Task instructions
For the material that follows, list every line containing the word "Revenue".

====

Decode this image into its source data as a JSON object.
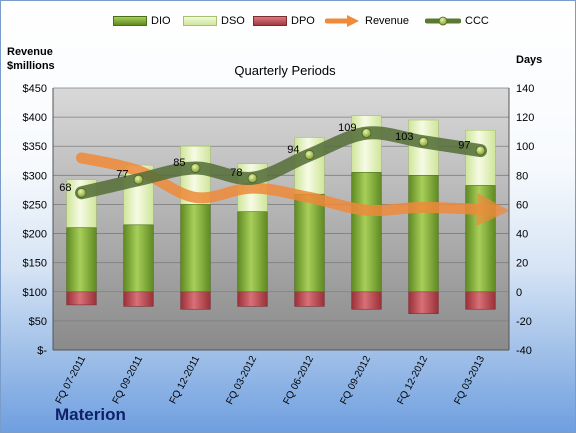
{
  "chart_data": {
    "type": "bar",
    "title": "Quarterly Periods",
    "company": "Materion",
    "y_left_label_line1": "Revenue",
    "y_left_label_line2": "$millions",
    "y_right_label": "Days",
    "ylim_left": [
      0,
      450
    ],
    "ylim_right": [
      -40,
      140
    ],
    "yticks_left": [
      "$-",
      "$50",
      "$100",
      "$150",
      "$200",
      "$250",
      "$300",
      "$350",
      "$400",
      "$450"
    ],
    "yticks_right": [
      "-40",
      "-20",
      "0",
      "20",
      "40",
      "60",
      "80",
      "100",
      "120",
      "140"
    ],
    "categories": [
      "FQ 07-2011",
      "FQ 09-2011",
      "FQ 12-2011",
      "FQ 03-2012",
      "FQ 06-2012",
      "FQ 09-2012",
      "FQ 12-2012",
      "FQ 03-2013"
    ],
    "series": [
      {
        "name": "DIO",
        "axis": "right",
        "values": [
          44,
          46,
          60,
          55,
          67,
          82,
          80,
          73
        ],
        "color": "#7aa83a"
      },
      {
        "name": "DSO",
        "axis": "right",
        "values": [
          33,
          41,
          40,
          33,
          39,
          39,
          38,
          38
        ],
        "color": "#eaf4c8"
      },
      {
        "name": "DPO",
        "axis": "right",
        "values": [
          -9,
          -10,
          -12,
          -10,
          -10,
          -12,
          -15,
          -12
        ],
        "color": "#b84850"
      },
      {
        "name": "Revenue",
        "axis": "left",
        "values": [
          330,
          308,
          262,
          278,
          262,
          240,
          245,
          240
        ],
        "color": "#ef8a3a"
      },
      {
        "name": "CCC",
        "axis": "right",
        "values": [
          68,
          77,
          85,
          78,
          94,
          109,
          103,
          97
        ],
        "labels": [
          "68",
          "77",
          "85",
          "78",
          "94",
          "109",
          "103",
          "97"
        ],
        "color": "#5a7a30"
      }
    ],
    "grid": true,
    "legend_position": "top"
  }
}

====

Solution
    "y_left_label_line1": "Revenue",
        "name": "Revenue",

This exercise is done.